• [Set task]: Write out each line word for word. Drop pictures.

begin

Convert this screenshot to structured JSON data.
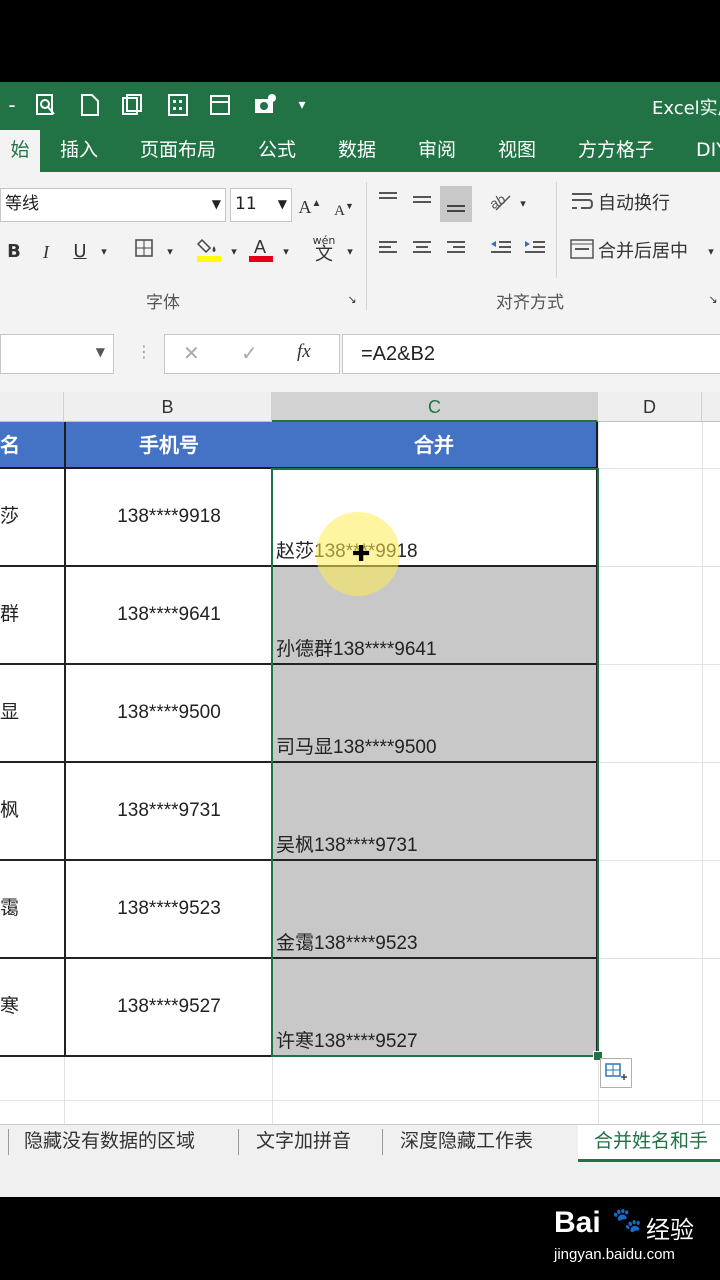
{
  "window": {
    "app_title": "Excel实周",
    "qat_icons": [
      "minimize-icon",
      "print-preview-icon",
      "new-file-icon",
      "copy-format-icon",
      "calculator-icon",
      "window-icon",
      "camera-icon",
      "customize-qat-icon"
    ]
  },
  "ribbon": {
    "tabs": [
      "始",
      "插入",
      "页面布局",
      "公式",
      "数据",
      "审阅",
      "视图",
      "方方格子",
      "DIY"
    ],
    "active_tab_index": 0,
    "font": {
      "name": "等线",
      "size": "11",
      "grow": "A",
      "shrink": "A",
      "bold": "B",
      "italic": "I",
      "underline": "U",
      "pinyin": "wén"
    },
    "groups": {
      "font": "字体",
      "alignment": "对齐方式"
    },
    "wrap_text": "自动换行",
    "merge_center": "合并后居中"
  },
  "formula_bar": {
    "cancel": "✕",
    "enter": "✓",
    "fx": "fx",
    "formula": "=A2&B2"
  },
  "grid": {
    "col_headers": [
      "B",
      "C",
      "D"
    ],
    "header_row": {
      "a": "名",
      "b": "手机号",
      "c": "合并"
    },
    "rows": [
      {
        "a": "莎",
        "b": "138****9918",
        "c": "赵莎138****9918"
      },
      {
        "a": "群",
        "b": "138****9641",
        "c": "孙德群138****9641"
      },
      {
        "a": "显",
        "b": "138****9500",
        "c": "司马显138****9500"
      },
      {
        "a": "枫",
        "b": "138****9731",
        "c": "吴枫138****9731"
      },
      {
        "a": "霭",
        "b": "138****9523",
        "c": "金霭138****9523"
      },
      {
        "a": "寒",
        "b": "138****9527",
        "c": "许寒138****9527"
      }
    ]
  },
  "sheet_tabs": [
    "隐藏没有数据的区域",
    "文字加拼音",
    "深度隐藏工作表",
    "合并姓名和手"
  ],
  "active_sheet_index": 3,
  "watermark": {
    "brand": "Bai",
    "brand2": "经验",
    "url": "jingyan.baidu.com"
  },
  "colors": {
    "excel_green": "#217346",
    "header_blue": "#4472c4",
    "selection_gray": "#c8c8c8"
  }
}
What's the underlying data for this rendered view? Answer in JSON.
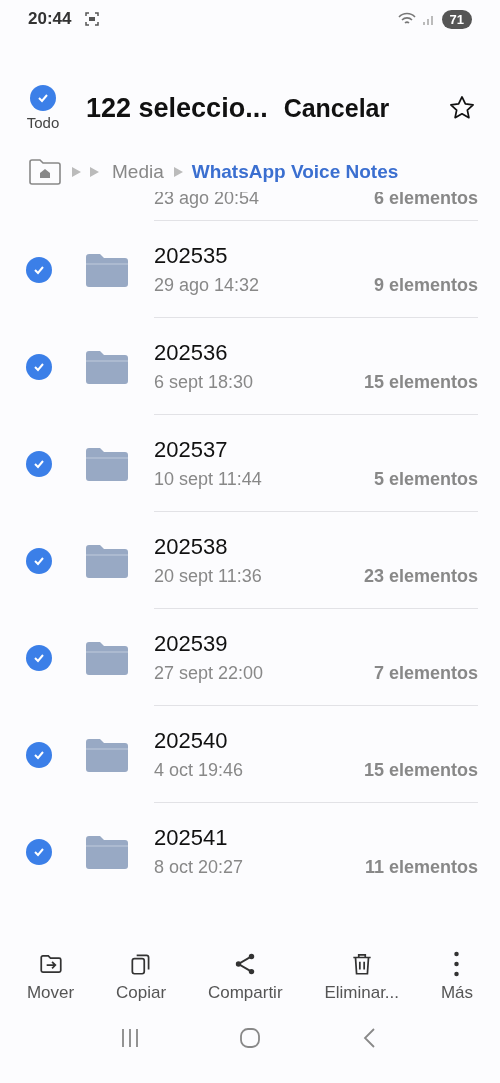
{
  "status_bar": {
    "time": "20:44",
    "battery": "71"
  },
  "header": {
    "select_all": {
      "label": "Todo",
      "checked": true
    },
    "title": "122 seleccio...",
    "cancel": "Cancelar",
    "favorite": false
  },
  "breadcrumb": [
    {
      "label": "Media",
      "current": false
    },
    {
      "label": "WhatsApp Voice Notes",
      "current": true
    }
  ],
  "partial_row": {
    "date": "23 ago 20:54",
    "count": "6 elementos"
  },
  "folders": [
    {
      "name": "202535",
      "date": "29 ago 14:32",
      "count": "9 elementos",
      "checked": true
    },
    {
      "name": "202536",
      "date": "6 sept 18:30",
      "count": "15 elementos",
      "checked": true
    },
    {
      "name": "202537",
      "date": "10 sept 11:44",
      "count": "5 elementos",
      "checked": true
    },
    {
      "name": "202538",
      "date": "20 sept 11:36",
      "count": "23 elementos",
      "checked": true
    },
    {
      "name": "202539",
      "date": "27 sept 22:00",
      "count": "7 elementos",
      "checked": true
    },
    {
      "name": "202540",
      "date": "4 oct 19:46",
      "count": "15 elementos",
      "checked": true
    },
    {
      "name": "202541",
      "date": "8 oct 20:27",
      "count": "11 elementos",
      "checked": true
    }
  ],
  "actions": [
    {
      "kind": "move",
      "label": "Mover"
    },
    {
      "kind": "copy",
      "label": "Copiar"
    },
    {
      "kind": "share",
      "label": "Compartir"
    },
    {
      "kind": "delete",
      "label": "Eliminar..."
    },
    {
      "kind": "more",
      "label": "Más"
    }
  ]
}
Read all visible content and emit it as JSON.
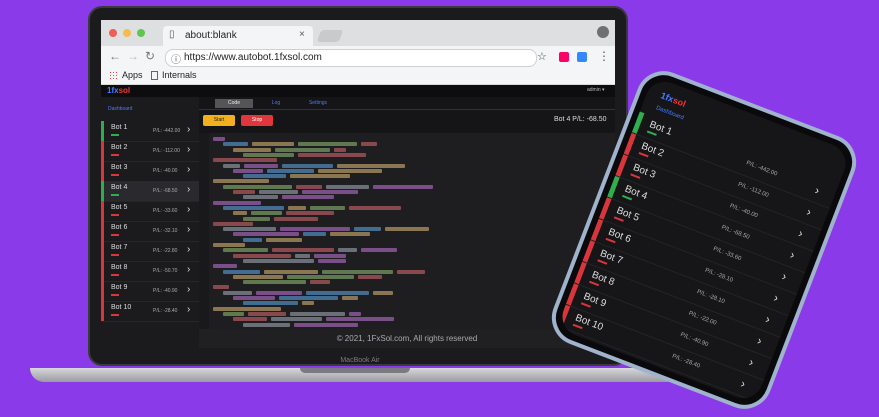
{
  "browser": {
    "tab_title": "about:blank",
    "tab_close": "×",
    "url": "https://www.autobot.1fxsol.com",
    "bookmarks": {
      "apps": "Apps",
      "internals": "Internals"
    }
  },
  "app": {
    "logo_main": "1fx",
    "logo_accent": "sol",
    "user_menu": "admin ▾",
    "sidebar_header": "Dashboard",
    "tabs": [
      "Code",
      "Log",
      "Settings"
    ],
    "start_button": "Start",
    "stop_button": "Stop",
    "selected_pl": "Bot 4 P/L: -68.50",
    "bots": [
      {
        "name": "Bot 1",
        "pl": "P/L: -442.00"
      },
      {
        "name": "Bot 2",
        "pl": "P/L: -112.00"
      },
      {
        "name": "Bot 3",
        "pl": "P/L: -40.00"
      },
      {
        "name": "Bot 4",
        "pl": "P/L: -68.50"
      },
      {
        "name": "Bot 5",
        "pl": "P/L: -33.60"
      },
      {
        "name": "Bot 6",
        "pl": "P/L: -32.10"
      },
      {
        "name": "Bot 7",
        "pl": "P/L: -22.80"
      },
      {
        "name": "Bot 8",
        "pl": "P/L: -50.70"
      },
      {
        "name": "Bot 9",
        "pl": "P/L: -40.90"
      },
      {
        "name": "Bot 10",
        "pl": "P/L: -28.40"
      }
    ],
    "footer": "© 2021, 1FxSol.com, All rights reserved"
  },
  "laptop_brand": "MacBook Air",
  "phone": {
    "header": "Dashboard",
    "bots": [
      {
        "name": "Bot 1",
        "pl": "P/L: -442.00"
      },
      {
        "name": "Bot 2",
        "pl": "P/L: -112.00"
      },
      {
        "name": "Bot 3",
        "pl": "P/L: -40.00"
      },
      {
        "name": "Bot 4",
        "pl": "P/L: -68.50"
      },
      {
        "name": "Bot 5",
        "pl": "P/L: -33.60"
      },
      {
        "name": "Bot 6",
        "pl": "P/L: -28.10"
      },
      {
        "name": "Bot 7",
        "pl": "P/L: -28.10"
      },
      {
        "name": "Bot 8",
        "pl": "P/L: -22.00"
      },
      {
        "name": "Bot 9",
        "pl": "P/L: -40.90"
      },
      {
        "name": "Bot 10",
        "pl": "P/L: -28.40"
      }
    ]
  },
  "colors": {
    "background": "#8a3ae8",
    "profit_green": "#2fae4e",
    "loss_red": "#d8363c",
    "accent_blue": "#4a7bff",
    "start_yellow": "#f2b01e",
    "stop_red": "#e0363c"
  },
  "bot_state_colors": [
    "green",
    "red",
    "red",
    "green",
    "red",
    "red",
    "red",
    "red",
    "red",
    "red"
  ],
  "phone_state_colors": [
    "green",
    "red",
    "red",
    "green",
    "red",
    "red",
    "red",
    "red",
    "red",
    "red"
  ],
  "icons": {
    "traffic_lights": [
      "close-dot",
      "minimize-dot",
      "maximize-dot"
    ],
    "nav": [
      "back-arrow-icon",
      "forward-arrow-icon",
      "reload-icon"
    ]
  }
}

end

• [Answer]:
Convert this screenshot to structured JSON data.
{
  "window": {
    "app_title": "Excel实周",
    "qat_icons": [
      "minimize-icon",
      "print-preview-icon",
      "new-file-icon",
      "copy-format-icon",
      "calculator-icon",
      "window-icon",
      "camera-icon",
      "customize-qat-icon"
    ]
  },
  "ribbon": {
    "tabs": [
      "始",
      "插入",
      "页面布局",
      "公式",
      "数据",
      "审阅",
      "视图",
      "方方格子",
      "DIY"
    ],
    "active_tab_index": 0,
    "font": {
      "name": "等线",
      "size": "11",
      "grow": "A",
      "shrink": "A",
      "bold": "B",
      "italic": "I",
      "underline": "U",
      "pinyin": "wén"
    },
    "groups": {
      "font": "字体",
      "alignment": "对齐方式"
    },
    "wrap_text": "自动换行",
    "merge_center": "合并后居中"
  },
  "formula_bar": {
    "cancel": "✕",
    "enter": "✓",
    "fx": "fx",
    "formula": "=A2&B2"
  },
  "grid": {
    "col_headers": [
      "B",
      "C",
      "D"
    ],
    "header_row": {
      "a": "名",
      "b": "手机号",
      "c": "合并"
    },
    "rows": [
      {
        "a": "莎",
        "b": "138****9918",
        "c": "赵莎138****9918"
      },
      {
        "a": "群",
        "b": "138****9641",
        "c": "孙德群138****9641"
      },
      {
        "a": "显",
        "b": "138****9500",
        "c": "司马显138****9500"
      },
      {
        "a": "枫",
        "b": "138****9731",
        "c": "吴枫138****9731"
      },
      {
        "a": "霭",
        "b": "138****9523",
        "c": "金霭138****9523"
      },
      {
        "a": "寒",
        "b": "138****9527",
        "c": "许寒138****9527"
      }
    ]
  },
  "sheet_tabs": [
    "隐藏没有数据的区域",
    "文字加拼音",
    "深度隐藏工作表",
    "合并姓名和手"
  ],
  "active_sheet_index": 3,
  "watermark": {
    "brand": "Bai",
    "brand2": "经验",
    "url": "jingyan.baidu.com"
  },
  "colors": {
    "excel_green": "#217346",
    "header_blue": "#4472c4",
    "selection_gray": "#c8c8c8"
  }
}
What's the underlying data for this rendered view? Answer in JSON.
{
  "status_bar": {
    "time": "20:44",
    "battery": "71"
  },
  "header": {
    "select_all": {
      "label": "Todo",
      "checked": true
    },
    "title": "122 seleccio...",
    "cancel": "Cancelar",
    "favorite": false
  },
  "breadcrumb": [
    {
      "label": "Media",
      "current": false
    },
    {
      "label": "WhatsApp Voice Notes",
      "current": true
    }
  ],
  "partial_row": {
    "date": "23 ago 20:54",
    "count": "6 elementos"
  },
  "folders": [
    {
      "name": "202535",
      "date": "29 ago 14:32",
      "count": "9 elementos",
      "checked": true
    },
    {
      "name": "202536",
      "date": "6 sept 18:30",
      "count": "15 elementos",
      "checked": true
    },
    {
      "name": "202537",
      "date": "10 sept 11:44",
      "count": "5 elementos",
      "checked": true
    },
    {
      "name": "202538",
      "date": "20 sept 11:36",
      "count": "23 elementos",
      "checked": true
    },
    {
      "name": "202539",
      "date": "27 sept 22:00",
      "count": "7 elementos",
      "checked": true
    },
    {
      "name": "202540",
      "date": "4 oct 19:46",
      "count": "15 elementos",
      "checked": true
    },
    {
      "name": "202541",
      "date": "8 oct 20:27",
      "count": "11 elementos",
      "checked": true
    }
  ],
  "actions": [
    {
      "kind": "move",
      "label": "Mover"
    },
    {
      "kind": "copy",
      "label": "Copiar"
    },
    {
      "kind": "share",
      "label": "Compartir"
    },
    {
      "kind": "delete",
      "label": "Eliminar..."
    },
    {
      "kind": "more",
      "label": "Más"
    }
  ]
}
Read all visible content and emit it as JSON.
{
  "browser": {
    "tab_title": "about:blank",
    "tab_close": "×",
    "url": "https://www.autobot.1fxsol.com",
    "bookmarks": {
      "apps": "Apps",
      "internals": "Internals"
    }
  },
  "app": {
    "logo_main": "1fx",
    "logo_accent": "sol",
    "user_menu": "admin ▾",
    "sidebar_header": "Dashboard",
    "tabs": [
      "Code",
      "Log",
      "Settings"
    ],
    "start_button": "Start",
    "stop_button": "Stop",
    "selected_pl": "Bot 4 P/L: -68.50",
    "bots": [
      {
        "name": "Bot 1",
        "pl": "P/L: -442.00"
      },
      {
        "name": "Bot 2",
        "pl": "P/L: -112.00"
      },
      {
        "name": "Bot 3",
        "pl": "P/L: -40.00"
      },
      {
        "name": "Bot 4",
        "pl": "P/L: -68.50"
      },
      {
        "name": "Bot 5",
        "pl": "P/L: -33.60"
      },
      {
        "name": "Bot 6",
        "pl": "P/L: -32.10"
      },
      {
        "name": "Bot 7",
        "pl": "P/L: -22.80"
      },
      {
        "name": "Bot 8",
        "pl": "P/L: -50.70"
      },
      {
        "name": "Bot 9",
        "pl": "P/L: -40.90"
      },
      {
        "name": "Bot 10",
        "pl": "P/L: -28.40"
      }
    ],
    "footer": "© 2021, 1FxSol.com, All rights reserved"
  },
  "laptop_brand": "MacBook Air",
  "phone": {
    "header": "Dashboard",
    "bots": [
      {
        "name": "Bot 1",
        "pl": "P/L: -442.00"
      },
      {
        "name": "Bot 2",
        "pl": "P/L: -112.00"
      },
      {
        "name": "Bot 3",
        "pl": "P/L: -40.00"
      },
      {
        "name": "Bot 4",
        "pl": "P/L: -68.50"
      },
      {
        "name": "Bot 5",
        "pl": "P/L: -33.60"
      },
      {
        "name": "Bot 6",
        "pl": "P/L: -28.10"
      },
      {
        "name": "Bot 7",
        "pl": "P/L: -28.10"
      },
      {
        "name": "Bot 8",
        "pl": "P/L: -22.00"
      },
      {
        "name": "Bot 9",
        "pl": "P/L: -40.90"
      },
      {
        "name": "Bot 10",
        "pl": "P/L: -28.40"
      }
    ]
  },
  "colors": {
    "background": "#8a3ae8",
    "profit_green": "#2fae4e",
    "loss_red": "#d8363c",
    "accent_blue": "#4a7bff",
    "start_yellow": "#f2b01e",
    "stop_red": "#e0363c"
  },
  "bot_state_colors": [
    "green",
    "red",
    "red",
    "green",
    "red",
    "red",
    "red",
    "red",
    "red",
    "red"
  ],
  "phone_state_colors": [
    "green",
    "red",
    "red",
    "green",
    "red",
    "red",
    "red",
    "red",
    "red",
    "red"
  ],
  "icons": {
    "traffic_lights": [
      "close-dot",
      "minimize-dot",
      "maximize-dot"
    ],
    "nav": [
      "back-arrow-icon",
      "forward-arrow-icon",
      "reload-icon"
    ]
  }
}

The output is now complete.